Exercise requirements:
1 – From the Assignment 4 text, list every characteristic of the computer given in the bulleted list under "Background".
2 – Output everything in the Assignment 4 text from "1. Background: Consider" down to "an index register.", copied word for word.

# Assignment 4, due Sept. 20

## Solutions

On all assignments, your name must be legible as it appears on your University ID card! Assignments are due at the start of class on the day indicated (usually Friday). Exceptions will be by advance arrangement unless there is what lawyers call "an act of God" (something outside your control). Homework must be turned in on paper, either in class or in the teaching assistant's mailbox. Never push late work under someone's door!

1. Background: Consider a computer with the following characteristics (patterned on the MIPS architecture, but not identical to it):
• A 32-bit instruction word, all instructions are word-aligned.
• PC relative addressing uses the program counter as an index register.
• Immediate operands are composed of a 16-bit constant and a 5-bit rotate count.
• Displacements for index registers are identical to immediate operands.
• The add instruction allows an immediate operand.

In detail, the constant field of an immediate operand is sign-extended and then rotated left from 0 to 31 places. A load-immediate followed by an add immediate or an or-immediate can load an arbitrary 32-bit constant.

Data listing:

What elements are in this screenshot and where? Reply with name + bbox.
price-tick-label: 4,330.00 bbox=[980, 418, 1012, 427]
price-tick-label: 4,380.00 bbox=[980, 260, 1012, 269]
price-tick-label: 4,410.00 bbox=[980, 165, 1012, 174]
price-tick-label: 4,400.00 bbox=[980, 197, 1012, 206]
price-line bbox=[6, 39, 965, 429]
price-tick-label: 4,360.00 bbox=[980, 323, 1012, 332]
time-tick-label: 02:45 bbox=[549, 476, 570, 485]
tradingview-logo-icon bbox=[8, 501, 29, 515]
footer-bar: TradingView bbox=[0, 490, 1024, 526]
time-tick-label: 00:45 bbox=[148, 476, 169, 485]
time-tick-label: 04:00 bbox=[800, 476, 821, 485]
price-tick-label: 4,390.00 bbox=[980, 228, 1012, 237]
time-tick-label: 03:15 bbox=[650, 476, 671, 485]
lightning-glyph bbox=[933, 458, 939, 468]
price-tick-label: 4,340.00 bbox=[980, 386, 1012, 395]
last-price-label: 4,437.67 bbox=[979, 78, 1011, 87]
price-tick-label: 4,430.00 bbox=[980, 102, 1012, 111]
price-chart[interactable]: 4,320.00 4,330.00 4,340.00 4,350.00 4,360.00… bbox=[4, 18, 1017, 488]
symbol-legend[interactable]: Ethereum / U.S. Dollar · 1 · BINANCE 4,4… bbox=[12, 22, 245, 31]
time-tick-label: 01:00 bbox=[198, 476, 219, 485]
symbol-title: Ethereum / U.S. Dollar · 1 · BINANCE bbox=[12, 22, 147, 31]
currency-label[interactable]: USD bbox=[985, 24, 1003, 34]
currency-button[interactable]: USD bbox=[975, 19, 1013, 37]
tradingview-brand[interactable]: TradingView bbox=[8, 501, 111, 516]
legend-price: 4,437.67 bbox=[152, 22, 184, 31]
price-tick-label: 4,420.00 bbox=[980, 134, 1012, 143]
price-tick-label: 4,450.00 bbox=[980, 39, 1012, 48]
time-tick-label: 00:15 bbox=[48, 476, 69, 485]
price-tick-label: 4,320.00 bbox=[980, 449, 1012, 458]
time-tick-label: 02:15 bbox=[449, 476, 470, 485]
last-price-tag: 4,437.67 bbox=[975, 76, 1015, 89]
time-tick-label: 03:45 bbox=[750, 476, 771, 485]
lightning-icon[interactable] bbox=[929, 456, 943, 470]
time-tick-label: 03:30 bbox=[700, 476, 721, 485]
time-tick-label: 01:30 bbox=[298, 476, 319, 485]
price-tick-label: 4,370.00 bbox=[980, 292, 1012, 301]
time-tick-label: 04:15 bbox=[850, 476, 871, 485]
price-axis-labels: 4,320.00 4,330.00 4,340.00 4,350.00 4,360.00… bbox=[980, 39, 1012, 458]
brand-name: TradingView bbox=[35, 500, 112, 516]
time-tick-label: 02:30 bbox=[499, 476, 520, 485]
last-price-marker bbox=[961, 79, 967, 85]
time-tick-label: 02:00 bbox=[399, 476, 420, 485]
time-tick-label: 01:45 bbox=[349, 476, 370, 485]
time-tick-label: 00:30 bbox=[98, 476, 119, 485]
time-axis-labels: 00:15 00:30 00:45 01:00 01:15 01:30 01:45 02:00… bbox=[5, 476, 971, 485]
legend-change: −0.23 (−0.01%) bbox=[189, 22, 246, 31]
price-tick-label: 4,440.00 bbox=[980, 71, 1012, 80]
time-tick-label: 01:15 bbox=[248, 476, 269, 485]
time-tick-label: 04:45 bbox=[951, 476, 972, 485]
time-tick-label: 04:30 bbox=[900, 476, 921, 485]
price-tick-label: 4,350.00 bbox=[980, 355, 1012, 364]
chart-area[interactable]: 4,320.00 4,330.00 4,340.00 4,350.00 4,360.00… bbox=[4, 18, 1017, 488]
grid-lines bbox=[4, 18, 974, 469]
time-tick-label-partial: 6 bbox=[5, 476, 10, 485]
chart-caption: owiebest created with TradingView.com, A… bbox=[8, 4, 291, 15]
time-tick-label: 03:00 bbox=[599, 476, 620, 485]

Results:
1 –
• A 32-bit instruction word, all instructions are word-aligned.
• PC relative addressing uses the program counter as an index register.
• Immediate operands are composed of a 16-bit constant and a 5-bit rotate count.
• Displacements for index registers are identical to immediate operands.
• The add instruction allows an immediate operand.

2 –
1. Background: Consider a computer with the following characteristics (patterned on the MIPS architecture, but not identical to it):
• A 32-bit instruction word, all instructions are word-aligned.
• PC relative addressing uses the program counter as an index register.